## Instruction:
Tally the lines that hold the word "穗交运函" and reply with that figure only.

[START OF Material for the task]

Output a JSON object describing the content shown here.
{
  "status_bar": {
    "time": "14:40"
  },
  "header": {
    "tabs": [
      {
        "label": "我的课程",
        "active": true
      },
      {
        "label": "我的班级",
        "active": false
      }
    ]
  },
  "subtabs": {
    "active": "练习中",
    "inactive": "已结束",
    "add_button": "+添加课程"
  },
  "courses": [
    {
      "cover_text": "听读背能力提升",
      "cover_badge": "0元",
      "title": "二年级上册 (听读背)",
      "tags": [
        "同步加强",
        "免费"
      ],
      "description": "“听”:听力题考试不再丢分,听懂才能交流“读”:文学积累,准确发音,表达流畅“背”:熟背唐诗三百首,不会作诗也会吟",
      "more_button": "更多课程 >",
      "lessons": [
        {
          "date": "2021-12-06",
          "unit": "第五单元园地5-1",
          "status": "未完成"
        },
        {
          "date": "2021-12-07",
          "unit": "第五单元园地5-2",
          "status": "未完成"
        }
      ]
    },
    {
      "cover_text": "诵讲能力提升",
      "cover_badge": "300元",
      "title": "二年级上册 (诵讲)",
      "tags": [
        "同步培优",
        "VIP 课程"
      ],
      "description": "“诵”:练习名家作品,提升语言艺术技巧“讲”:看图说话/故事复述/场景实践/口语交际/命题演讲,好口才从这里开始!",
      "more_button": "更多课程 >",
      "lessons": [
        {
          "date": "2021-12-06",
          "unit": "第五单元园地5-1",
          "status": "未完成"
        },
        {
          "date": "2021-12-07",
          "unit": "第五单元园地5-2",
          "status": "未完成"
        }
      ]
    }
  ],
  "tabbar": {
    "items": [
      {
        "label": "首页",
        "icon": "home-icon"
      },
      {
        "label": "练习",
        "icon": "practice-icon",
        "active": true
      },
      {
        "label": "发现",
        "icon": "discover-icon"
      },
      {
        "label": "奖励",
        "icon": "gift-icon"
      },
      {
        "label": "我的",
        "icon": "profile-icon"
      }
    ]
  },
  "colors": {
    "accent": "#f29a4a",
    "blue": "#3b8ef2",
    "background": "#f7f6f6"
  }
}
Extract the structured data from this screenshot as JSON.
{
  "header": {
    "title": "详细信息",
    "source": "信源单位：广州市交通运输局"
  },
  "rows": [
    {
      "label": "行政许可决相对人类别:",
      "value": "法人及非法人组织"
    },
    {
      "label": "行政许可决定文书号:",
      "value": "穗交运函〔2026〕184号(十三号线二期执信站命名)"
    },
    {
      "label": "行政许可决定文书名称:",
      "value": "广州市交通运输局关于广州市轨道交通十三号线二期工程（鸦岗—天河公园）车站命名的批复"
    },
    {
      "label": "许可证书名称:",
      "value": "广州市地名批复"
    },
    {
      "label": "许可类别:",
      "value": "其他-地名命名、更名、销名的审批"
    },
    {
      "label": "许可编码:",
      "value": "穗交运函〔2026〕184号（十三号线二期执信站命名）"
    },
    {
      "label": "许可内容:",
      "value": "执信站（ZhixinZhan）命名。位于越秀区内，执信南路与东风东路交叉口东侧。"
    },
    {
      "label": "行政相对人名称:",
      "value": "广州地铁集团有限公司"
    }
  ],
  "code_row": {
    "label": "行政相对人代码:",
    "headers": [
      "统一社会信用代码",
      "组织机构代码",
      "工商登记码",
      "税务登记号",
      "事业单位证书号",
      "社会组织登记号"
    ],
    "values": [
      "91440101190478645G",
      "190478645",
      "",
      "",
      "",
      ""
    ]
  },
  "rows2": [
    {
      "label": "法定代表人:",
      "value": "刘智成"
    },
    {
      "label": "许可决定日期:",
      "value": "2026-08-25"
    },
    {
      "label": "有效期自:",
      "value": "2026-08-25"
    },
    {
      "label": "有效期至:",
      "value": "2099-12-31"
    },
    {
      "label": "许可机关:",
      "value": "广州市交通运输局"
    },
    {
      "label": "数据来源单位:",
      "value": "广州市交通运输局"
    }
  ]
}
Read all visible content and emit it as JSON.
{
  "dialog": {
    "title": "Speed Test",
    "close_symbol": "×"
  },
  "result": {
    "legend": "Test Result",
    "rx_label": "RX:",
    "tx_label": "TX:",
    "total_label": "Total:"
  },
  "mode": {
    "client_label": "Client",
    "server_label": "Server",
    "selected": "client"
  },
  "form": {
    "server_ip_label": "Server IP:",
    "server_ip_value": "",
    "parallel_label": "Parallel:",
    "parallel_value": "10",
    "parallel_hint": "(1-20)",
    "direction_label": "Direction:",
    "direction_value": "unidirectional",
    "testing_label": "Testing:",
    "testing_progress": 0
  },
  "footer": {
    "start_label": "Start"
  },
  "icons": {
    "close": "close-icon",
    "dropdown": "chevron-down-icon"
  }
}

[END OF Material for the task]

## Full answer:
2